## Required work
For the material that follows, list every line containing the word "JSON".
• • • • •
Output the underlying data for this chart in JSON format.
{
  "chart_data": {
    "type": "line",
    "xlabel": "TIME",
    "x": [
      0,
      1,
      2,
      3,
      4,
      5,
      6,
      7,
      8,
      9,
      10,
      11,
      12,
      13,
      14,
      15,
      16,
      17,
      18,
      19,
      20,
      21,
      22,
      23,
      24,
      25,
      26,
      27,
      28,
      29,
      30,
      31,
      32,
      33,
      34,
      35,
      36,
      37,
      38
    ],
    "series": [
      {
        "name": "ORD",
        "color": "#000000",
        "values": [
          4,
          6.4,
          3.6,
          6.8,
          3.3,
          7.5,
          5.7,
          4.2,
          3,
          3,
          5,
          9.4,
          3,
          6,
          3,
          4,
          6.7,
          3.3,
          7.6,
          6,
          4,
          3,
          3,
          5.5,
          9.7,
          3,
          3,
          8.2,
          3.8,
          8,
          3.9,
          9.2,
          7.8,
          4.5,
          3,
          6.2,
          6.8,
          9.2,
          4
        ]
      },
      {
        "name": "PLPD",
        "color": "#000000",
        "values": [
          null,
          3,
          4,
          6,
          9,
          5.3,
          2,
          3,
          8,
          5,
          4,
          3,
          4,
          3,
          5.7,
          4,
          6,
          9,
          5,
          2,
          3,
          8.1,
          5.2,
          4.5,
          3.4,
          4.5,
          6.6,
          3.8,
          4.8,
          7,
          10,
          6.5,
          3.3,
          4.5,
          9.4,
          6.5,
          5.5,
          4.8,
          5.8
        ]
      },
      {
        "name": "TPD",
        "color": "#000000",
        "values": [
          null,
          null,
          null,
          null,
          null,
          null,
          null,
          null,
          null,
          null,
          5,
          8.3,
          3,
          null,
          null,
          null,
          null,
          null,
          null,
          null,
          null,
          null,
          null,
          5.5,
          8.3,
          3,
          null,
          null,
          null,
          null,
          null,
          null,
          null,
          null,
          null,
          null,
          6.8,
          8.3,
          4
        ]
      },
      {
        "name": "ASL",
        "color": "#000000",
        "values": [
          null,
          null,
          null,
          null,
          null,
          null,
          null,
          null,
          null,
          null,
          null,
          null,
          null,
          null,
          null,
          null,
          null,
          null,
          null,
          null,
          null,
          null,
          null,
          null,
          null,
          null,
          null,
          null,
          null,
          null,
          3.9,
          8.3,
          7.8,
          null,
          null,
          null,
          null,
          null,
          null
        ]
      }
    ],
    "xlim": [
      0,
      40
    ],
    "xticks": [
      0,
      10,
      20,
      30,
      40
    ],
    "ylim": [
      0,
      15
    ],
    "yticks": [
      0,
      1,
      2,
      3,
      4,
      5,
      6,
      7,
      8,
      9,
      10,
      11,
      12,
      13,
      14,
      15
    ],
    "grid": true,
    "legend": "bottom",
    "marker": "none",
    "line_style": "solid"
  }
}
• • • • •
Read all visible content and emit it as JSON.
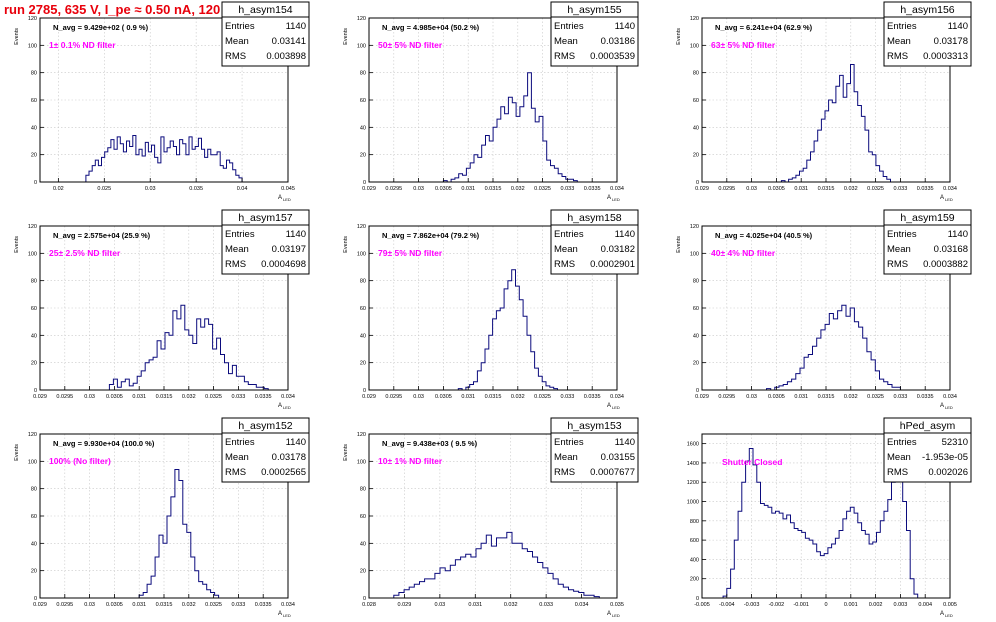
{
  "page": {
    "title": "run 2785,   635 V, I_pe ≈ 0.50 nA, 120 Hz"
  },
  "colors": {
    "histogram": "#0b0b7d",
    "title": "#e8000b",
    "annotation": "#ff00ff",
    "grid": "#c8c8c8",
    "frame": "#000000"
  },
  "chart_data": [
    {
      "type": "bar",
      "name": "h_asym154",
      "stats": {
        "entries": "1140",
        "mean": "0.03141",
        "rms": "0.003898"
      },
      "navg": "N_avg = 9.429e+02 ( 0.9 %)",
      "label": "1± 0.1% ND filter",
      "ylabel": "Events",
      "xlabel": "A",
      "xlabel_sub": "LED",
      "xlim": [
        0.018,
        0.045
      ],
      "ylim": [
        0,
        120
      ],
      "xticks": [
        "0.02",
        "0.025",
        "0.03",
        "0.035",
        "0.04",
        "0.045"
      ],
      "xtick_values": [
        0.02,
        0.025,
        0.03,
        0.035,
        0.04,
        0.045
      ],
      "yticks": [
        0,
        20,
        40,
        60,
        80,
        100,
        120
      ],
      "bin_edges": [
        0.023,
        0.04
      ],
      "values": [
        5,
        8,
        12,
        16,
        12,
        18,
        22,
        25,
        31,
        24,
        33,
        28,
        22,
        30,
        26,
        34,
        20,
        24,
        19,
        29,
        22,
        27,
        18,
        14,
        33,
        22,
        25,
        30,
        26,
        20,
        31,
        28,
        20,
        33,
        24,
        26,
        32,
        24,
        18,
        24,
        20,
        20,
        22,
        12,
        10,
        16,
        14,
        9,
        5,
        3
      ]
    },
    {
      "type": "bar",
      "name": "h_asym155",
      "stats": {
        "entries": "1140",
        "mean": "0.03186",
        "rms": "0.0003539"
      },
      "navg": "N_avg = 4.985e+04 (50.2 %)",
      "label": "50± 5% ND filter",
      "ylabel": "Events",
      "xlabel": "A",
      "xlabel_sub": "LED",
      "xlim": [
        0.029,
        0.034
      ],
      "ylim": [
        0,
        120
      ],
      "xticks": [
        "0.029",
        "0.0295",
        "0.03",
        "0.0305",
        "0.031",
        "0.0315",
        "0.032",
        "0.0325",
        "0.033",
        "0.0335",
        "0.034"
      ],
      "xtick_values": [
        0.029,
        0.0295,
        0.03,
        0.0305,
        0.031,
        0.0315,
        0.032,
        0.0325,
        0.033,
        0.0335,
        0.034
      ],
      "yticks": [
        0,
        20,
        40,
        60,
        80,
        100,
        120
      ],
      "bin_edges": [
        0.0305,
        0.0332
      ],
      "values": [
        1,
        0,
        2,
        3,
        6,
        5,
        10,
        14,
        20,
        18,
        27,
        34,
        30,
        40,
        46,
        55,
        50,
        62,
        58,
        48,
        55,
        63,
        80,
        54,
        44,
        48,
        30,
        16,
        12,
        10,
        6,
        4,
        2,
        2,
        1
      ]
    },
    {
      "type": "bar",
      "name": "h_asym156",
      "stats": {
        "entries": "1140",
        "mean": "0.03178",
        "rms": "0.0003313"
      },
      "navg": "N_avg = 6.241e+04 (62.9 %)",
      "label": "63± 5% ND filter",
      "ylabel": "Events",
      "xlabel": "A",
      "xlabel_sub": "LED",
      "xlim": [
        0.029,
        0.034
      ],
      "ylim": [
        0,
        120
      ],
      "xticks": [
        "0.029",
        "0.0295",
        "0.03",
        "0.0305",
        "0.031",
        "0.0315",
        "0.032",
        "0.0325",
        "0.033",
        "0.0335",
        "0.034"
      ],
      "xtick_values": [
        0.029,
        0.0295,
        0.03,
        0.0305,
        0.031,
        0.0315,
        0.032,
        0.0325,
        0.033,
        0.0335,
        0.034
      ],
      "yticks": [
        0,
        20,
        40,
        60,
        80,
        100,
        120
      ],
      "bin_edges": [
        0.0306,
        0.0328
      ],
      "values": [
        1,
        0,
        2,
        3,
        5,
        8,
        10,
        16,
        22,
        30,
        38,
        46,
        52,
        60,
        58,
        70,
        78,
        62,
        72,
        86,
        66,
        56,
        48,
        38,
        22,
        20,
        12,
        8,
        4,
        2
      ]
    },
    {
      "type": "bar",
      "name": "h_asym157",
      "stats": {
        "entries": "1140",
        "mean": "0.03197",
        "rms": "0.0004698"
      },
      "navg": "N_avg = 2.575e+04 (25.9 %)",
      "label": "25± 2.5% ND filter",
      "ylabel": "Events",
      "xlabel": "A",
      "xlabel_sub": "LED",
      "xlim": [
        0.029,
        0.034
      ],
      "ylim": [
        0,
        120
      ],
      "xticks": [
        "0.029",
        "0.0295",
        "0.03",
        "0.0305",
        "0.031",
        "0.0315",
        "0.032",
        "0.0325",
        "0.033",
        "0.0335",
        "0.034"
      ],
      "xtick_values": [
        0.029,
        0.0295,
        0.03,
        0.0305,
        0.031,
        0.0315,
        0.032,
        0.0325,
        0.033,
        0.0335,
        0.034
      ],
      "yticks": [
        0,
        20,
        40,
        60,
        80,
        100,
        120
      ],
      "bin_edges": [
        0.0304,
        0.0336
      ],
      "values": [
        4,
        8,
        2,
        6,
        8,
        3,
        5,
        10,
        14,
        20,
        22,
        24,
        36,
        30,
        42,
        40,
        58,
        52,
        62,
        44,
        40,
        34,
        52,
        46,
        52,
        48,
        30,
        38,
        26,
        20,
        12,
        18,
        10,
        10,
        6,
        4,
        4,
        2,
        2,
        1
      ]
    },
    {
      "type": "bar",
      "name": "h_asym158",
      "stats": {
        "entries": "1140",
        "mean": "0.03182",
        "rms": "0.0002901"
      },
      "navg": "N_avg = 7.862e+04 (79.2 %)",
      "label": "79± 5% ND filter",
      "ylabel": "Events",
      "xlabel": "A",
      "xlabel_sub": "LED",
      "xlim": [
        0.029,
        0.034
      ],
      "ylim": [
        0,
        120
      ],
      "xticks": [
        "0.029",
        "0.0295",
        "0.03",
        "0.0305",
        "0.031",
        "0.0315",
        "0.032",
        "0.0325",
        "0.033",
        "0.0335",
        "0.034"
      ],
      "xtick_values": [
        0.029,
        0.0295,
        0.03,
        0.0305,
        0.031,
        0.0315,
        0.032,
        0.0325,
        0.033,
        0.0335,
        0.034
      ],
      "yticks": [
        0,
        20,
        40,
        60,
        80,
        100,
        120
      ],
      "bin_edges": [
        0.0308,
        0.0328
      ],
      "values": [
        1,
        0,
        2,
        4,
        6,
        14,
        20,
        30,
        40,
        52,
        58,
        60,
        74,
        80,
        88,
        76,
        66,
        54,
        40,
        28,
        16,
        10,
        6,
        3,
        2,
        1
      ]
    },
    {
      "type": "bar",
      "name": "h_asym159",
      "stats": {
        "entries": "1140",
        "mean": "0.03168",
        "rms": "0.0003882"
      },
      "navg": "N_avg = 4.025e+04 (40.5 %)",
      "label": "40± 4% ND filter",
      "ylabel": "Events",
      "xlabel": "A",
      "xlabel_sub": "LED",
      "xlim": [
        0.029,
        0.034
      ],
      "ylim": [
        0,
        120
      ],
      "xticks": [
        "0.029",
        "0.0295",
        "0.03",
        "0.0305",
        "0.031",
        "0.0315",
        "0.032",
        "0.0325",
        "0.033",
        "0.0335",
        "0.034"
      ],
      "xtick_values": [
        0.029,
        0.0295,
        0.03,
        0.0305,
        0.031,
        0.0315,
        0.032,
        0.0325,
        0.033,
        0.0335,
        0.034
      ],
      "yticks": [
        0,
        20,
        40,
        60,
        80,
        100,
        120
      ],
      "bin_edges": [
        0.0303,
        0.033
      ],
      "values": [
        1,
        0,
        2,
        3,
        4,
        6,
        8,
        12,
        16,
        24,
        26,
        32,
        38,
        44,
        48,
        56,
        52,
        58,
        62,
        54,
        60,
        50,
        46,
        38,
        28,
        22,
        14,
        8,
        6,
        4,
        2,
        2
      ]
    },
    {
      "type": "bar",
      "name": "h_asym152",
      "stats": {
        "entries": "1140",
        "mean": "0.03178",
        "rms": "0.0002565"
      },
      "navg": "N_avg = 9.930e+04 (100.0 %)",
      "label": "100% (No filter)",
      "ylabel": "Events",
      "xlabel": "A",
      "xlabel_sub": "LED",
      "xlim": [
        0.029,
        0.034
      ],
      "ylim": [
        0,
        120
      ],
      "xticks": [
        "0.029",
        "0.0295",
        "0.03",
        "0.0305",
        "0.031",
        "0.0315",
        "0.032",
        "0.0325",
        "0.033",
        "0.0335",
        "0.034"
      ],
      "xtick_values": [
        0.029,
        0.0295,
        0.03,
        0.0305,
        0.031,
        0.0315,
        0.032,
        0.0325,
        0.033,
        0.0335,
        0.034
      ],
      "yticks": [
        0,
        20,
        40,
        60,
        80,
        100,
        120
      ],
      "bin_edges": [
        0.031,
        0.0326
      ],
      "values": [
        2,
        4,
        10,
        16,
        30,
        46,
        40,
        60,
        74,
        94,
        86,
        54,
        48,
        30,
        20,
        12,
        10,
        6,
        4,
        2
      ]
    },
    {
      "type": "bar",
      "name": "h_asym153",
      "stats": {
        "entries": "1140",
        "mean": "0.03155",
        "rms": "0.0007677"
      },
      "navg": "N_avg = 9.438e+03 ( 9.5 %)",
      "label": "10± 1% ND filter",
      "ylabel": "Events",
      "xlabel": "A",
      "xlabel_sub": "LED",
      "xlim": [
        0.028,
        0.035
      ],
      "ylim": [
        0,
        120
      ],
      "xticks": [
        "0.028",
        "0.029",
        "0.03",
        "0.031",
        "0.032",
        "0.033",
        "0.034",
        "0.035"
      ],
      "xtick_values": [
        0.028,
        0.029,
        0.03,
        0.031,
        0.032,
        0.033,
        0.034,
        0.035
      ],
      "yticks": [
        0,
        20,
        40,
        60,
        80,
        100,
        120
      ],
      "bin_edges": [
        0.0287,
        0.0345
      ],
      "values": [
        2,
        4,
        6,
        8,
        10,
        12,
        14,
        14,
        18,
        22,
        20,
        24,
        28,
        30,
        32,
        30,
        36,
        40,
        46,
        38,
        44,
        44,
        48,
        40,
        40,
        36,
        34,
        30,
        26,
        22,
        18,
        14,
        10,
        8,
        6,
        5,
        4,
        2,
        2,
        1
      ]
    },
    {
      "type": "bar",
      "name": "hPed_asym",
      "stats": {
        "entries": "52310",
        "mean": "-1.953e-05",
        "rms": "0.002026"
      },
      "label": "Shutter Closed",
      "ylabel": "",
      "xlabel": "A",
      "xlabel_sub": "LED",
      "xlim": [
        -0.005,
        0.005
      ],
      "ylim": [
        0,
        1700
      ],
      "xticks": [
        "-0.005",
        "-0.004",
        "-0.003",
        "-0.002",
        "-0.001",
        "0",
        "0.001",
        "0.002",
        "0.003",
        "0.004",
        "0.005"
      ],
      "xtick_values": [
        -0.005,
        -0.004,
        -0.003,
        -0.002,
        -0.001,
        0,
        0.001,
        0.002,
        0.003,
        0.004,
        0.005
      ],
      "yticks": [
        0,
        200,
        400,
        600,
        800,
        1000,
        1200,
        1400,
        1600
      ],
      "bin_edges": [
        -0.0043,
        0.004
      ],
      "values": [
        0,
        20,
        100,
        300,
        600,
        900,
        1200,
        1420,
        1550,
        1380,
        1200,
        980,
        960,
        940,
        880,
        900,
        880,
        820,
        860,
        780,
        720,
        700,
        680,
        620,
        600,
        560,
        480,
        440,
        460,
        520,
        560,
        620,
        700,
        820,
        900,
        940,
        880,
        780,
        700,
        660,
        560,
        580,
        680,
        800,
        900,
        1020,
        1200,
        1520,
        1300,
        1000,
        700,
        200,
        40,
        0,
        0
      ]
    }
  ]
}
• • • • •
## Output for this task
Output the underlying data for this chart in JSON format.
Read all visible content and emit it as JSON.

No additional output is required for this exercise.